WORK TO DO: Recast the lines of the material below as a Markdown table with the columns Row and Line, numbering each row, starting at the line that contains "Bar (267, 209, 280, 212)" and ending at the line that contains "Text: lacrimal gland: lacrimal gland (68, 274, 123, 283)". Leave out any blank lines.

Layout element annotations:
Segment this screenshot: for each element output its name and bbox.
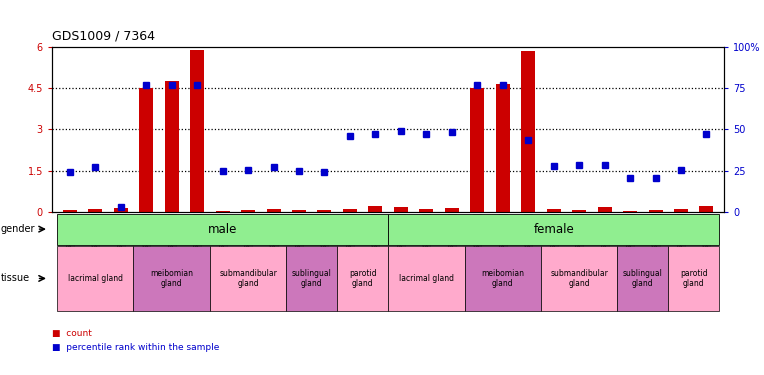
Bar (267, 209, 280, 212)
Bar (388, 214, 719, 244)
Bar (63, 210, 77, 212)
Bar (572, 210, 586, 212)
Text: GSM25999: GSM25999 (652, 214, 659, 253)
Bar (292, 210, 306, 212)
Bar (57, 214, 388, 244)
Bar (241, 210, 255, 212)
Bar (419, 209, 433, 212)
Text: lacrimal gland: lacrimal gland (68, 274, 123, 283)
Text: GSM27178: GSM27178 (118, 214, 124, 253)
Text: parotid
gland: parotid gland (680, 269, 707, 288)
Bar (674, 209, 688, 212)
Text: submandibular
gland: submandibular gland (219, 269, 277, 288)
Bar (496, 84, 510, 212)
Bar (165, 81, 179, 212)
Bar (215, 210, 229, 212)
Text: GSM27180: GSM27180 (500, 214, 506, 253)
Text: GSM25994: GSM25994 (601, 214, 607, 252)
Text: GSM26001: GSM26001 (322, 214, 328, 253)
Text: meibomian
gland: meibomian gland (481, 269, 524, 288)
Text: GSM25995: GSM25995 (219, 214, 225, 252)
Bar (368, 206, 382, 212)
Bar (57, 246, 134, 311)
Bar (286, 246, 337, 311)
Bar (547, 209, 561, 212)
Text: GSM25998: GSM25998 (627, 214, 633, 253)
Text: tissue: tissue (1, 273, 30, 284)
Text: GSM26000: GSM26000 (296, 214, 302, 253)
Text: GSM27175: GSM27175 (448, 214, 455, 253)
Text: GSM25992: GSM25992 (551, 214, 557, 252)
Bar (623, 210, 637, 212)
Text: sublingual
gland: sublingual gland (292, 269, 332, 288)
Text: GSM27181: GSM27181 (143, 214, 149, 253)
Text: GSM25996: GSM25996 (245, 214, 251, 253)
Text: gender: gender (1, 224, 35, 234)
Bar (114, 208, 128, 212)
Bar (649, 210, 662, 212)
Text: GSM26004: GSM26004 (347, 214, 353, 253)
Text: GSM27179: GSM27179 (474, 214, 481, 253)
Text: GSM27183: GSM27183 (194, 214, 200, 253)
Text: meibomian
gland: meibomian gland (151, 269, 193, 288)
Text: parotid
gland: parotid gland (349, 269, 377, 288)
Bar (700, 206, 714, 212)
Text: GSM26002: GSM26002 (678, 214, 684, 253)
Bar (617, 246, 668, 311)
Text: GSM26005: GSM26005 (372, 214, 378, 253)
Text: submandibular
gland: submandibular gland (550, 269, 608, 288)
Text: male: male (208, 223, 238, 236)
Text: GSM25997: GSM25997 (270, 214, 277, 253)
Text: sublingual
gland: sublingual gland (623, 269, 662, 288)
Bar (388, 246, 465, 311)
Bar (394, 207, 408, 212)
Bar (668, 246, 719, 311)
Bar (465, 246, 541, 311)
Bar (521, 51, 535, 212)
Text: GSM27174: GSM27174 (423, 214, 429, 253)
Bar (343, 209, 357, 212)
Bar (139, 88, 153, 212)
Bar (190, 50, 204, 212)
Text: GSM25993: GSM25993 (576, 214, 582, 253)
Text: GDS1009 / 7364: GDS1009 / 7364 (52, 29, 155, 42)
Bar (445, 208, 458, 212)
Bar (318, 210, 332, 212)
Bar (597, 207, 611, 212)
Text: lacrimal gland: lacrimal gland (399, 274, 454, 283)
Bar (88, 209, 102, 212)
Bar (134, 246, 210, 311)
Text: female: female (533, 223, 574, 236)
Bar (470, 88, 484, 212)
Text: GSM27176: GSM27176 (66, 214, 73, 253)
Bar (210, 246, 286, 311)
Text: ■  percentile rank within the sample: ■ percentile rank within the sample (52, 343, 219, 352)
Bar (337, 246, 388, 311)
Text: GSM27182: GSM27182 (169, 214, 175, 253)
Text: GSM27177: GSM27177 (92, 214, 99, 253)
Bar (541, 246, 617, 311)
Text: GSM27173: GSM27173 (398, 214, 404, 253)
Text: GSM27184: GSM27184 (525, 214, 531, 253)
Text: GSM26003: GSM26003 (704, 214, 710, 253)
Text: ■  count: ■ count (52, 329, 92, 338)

EXPECTED OUTPUT:
| Row | Line |
|---|---|
| 1 | Bar (267, 209, 280, 212) |
| 2 | Bar (388, 214, 719, 244) |
| 3 | Bar (63, 210, 77, 212) |
| 4 | Bar (572, 210, 586, 212) |
| 5 | Text: GSM25999: GSM25999 (652, 214, 659, 253) |
| 6 | Bar (292, 210, 306, 212) |
| 7 | Bar (57, 214, 388, 244) |
| 8 | Bar (241, 210, 255, 212) |
| 9 | Bar (419, 209, 433, 212) |
| 10 | Text: lacrimal gland: lacrimal gland (68, 274, 123, 283) |